§ WHAT TO DO:
Output the material word for word. Leave each picture out.
** BEGIN GIVEN DATA **
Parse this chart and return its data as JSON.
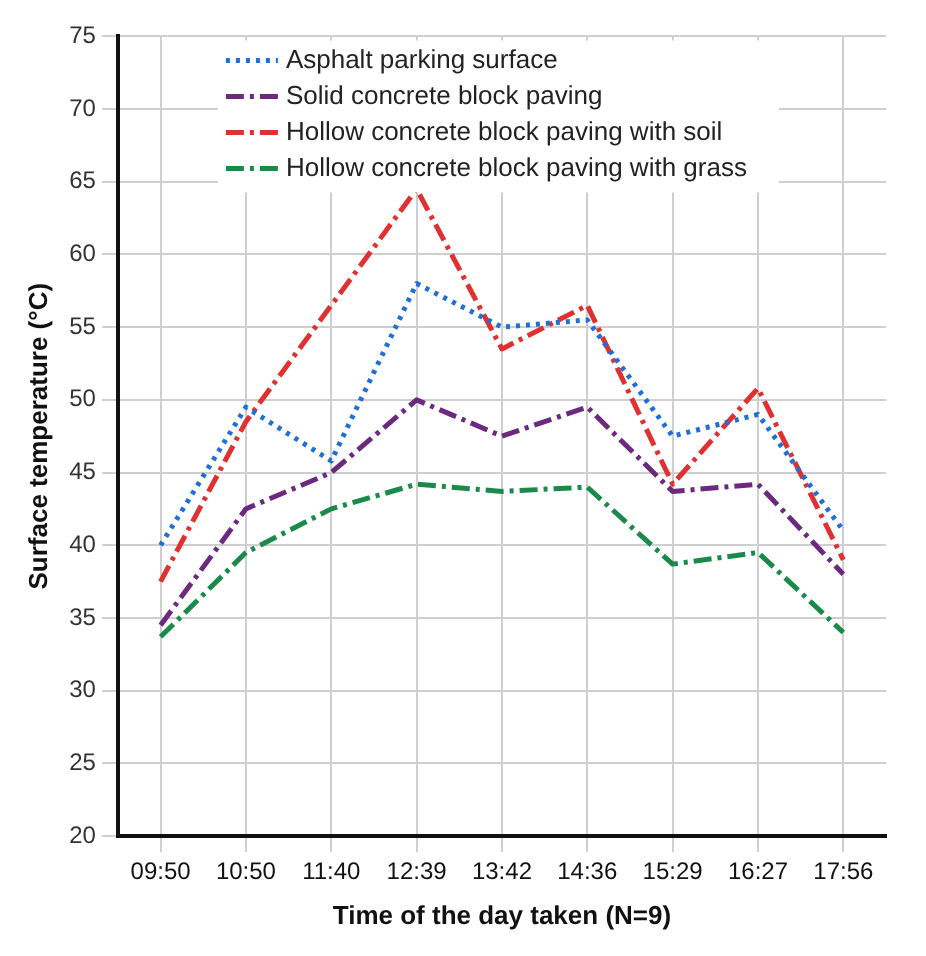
{
  "chart_data": {
    "type": "line",
    "xlabel": "Time of the day taken (N=9)",
    "ylabel": "Surface temperature (°C)",
    "categories": [
      "09:50",
      "10:50",
      "11:40",
      "12:39",
      "13:42",
      "14:36",
      "15:29",
      "16:27",
      "17:56"
    ],
    "series": [
      {
        "name": "Asphalt parking surface",
        "color": "#1f6fd6",
        "line_style": "dotted",
        "values": [
          40,
          49.5,
          45.8,
          58,
          55,
          55.5,
          47.5,
          49,
          41
        ]
      },
      {
        "name": "Solid concrete block paving",
        "color": "#6b2a80",
        "line_style": "dashed",
        "values": [
          34.5,
          42.5,
          45,
          50,
          47.5,
          49.5,
          43.7,
          44.2,
          38
        ]
      },
      {
        "name": "Hollow concrete block paving with soil",
        "color": "#e03030",
        "line_style": "dashed",
        "values": [
          37.5,
          48.5,
          56.5,
          64.5,
          53.5,
          56.5,
          44.2,
          50.8,
          39
        ]
      },
      {
        "name": "Hollow concrete block paving with grass",
        "color": "#1a8a4a",
        "line_style": "dashed",
        "values": [
          33.7,
          39.5,
          42.5,
          44.2,
          43.7,
          44,
          38.7,
          39.5,
          34
        ]
      }
    ],
    "ylim": [
      20,
      75
    ],
    "yticks": [
      20,
      25,
      30,
      35,
      40,
      45,
      50,
      55,
      60,
      65,
      70,
      75
    ],
    "grid": true,
    "legend": "top left",
    "marker": "none"
  }
}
** END GIVEN DATA **
§ EXERCISE OUTPUT:
Parse this chart and return its data as JSON.
{
  "chart_data": {
    "type": "line",
    "xlabel": "Time of the day taken (N=9)",
    "ylabel": "Surface temperature (°C)",
    "categories": [
      "09:50",
      "10:50",
      "11:40",
      "12:39",
      "13:42",
      "14:36",
      "15:29",
      "16:27",
      "17:56"
    ],
    "series": [
      {
        "name": "Asphalt parking surface",
        "color": "#1f6fd6",
        "line_style": "dotted",
        "values": [
          40,
          49.5,
          45.8,
          58,
          55,
          55.5,
          47.5,
          49,
          41
        ]
      },
      {
        "name": "Solid concrete block paving",
        "color": "#6b2a80",
        "line_style": "dashed",
        "values": [
          34.5,
          42.5,
          45,
          50,
          47.5,
          49.5,
          43.7,
          44.2,
          38
        ]
      },
      {
        "name": "Hollow concrete block paving with soil",
        "color": "#e03030",
        "line_style": "dashed",
        "values": [
          37.5,
          48.5,
          56.5,
          64.5,
          53.5,
          56.5,
          44.2,
          50.8,
          39
        ]
      },
      {
        "name": "Hollow concrete block paving with grass",
        "color": "#1a8a4a",
        "line_style": "dashed",
        "values": [
          33.7,
          39.5,
          42.5,
          44.2,
          43.7,
          44,
          38.7,
          39.5,
          34
        ]
      }
    ],
    "ylim": [
      20,
      75
    ],
    "yticks": [
      20,
      25,
      30,
      35,
      40,
      45,
      50,
      55,
      60,
      65,
      70,
      75
    ],
    "grid": true,
    "legend": "top left",
    "marker": "none"
  }
}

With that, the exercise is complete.